BEGIN EXTRACTED ENTRIES
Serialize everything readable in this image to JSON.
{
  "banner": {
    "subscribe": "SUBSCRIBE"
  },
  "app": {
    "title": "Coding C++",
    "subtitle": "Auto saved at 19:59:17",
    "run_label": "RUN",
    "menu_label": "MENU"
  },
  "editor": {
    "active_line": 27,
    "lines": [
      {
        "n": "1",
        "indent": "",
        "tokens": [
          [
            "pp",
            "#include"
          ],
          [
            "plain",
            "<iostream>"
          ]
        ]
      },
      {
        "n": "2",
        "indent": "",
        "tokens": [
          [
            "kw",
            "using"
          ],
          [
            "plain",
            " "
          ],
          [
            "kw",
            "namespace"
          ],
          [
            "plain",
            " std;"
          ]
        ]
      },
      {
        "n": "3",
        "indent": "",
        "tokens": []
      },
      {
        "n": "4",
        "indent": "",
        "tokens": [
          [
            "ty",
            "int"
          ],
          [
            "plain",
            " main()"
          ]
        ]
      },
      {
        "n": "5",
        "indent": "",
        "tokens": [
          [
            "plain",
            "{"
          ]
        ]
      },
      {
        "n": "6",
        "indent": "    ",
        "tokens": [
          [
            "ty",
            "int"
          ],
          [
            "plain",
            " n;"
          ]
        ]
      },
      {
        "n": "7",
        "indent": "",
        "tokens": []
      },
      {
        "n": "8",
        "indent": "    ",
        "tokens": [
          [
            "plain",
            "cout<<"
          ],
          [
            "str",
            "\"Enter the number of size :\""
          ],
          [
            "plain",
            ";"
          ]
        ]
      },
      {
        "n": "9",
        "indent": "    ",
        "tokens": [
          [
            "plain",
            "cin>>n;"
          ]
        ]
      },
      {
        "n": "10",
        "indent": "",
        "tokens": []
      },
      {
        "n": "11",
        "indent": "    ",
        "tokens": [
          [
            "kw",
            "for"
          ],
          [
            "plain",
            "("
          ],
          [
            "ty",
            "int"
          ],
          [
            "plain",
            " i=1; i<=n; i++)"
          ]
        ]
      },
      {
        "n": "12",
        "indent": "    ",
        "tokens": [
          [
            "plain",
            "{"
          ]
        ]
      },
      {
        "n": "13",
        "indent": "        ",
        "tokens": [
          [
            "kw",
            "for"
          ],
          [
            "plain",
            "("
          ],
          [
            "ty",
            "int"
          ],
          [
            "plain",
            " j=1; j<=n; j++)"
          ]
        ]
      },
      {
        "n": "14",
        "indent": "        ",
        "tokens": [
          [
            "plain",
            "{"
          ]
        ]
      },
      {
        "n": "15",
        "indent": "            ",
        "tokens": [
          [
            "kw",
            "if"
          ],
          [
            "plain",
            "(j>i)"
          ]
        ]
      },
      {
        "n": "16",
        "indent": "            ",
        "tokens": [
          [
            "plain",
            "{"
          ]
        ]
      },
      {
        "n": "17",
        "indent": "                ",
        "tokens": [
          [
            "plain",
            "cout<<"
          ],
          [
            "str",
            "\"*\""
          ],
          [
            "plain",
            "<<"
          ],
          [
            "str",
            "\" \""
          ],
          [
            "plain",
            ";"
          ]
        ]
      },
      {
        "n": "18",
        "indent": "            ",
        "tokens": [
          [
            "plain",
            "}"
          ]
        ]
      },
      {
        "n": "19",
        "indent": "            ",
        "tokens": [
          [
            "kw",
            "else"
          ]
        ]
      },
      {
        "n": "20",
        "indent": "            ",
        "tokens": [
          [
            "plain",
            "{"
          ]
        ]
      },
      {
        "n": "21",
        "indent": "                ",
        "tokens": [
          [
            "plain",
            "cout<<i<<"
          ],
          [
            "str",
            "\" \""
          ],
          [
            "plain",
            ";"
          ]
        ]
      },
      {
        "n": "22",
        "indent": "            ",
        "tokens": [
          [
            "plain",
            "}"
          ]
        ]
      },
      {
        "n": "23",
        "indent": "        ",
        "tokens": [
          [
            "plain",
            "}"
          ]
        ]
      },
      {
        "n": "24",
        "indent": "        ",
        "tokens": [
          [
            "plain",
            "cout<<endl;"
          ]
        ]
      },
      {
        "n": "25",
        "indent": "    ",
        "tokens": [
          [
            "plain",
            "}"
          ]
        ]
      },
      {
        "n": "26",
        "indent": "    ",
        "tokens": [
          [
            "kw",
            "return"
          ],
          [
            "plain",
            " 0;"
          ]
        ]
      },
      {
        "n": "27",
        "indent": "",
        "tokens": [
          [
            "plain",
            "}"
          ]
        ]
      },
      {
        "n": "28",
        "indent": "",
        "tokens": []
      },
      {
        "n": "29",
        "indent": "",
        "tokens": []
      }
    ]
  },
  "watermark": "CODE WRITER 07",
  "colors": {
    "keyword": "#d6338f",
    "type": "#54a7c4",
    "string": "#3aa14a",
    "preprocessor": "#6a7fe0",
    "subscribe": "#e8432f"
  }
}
END EXTRACTED ENTRIES
• DIRECTION: Go through the records and pull out each line that includes the word "subscribe".

• RESPONSE TO THE EXERCISE:
    "subscribe": "SUBSCRIBE"
    "subscribe": "#e8432f"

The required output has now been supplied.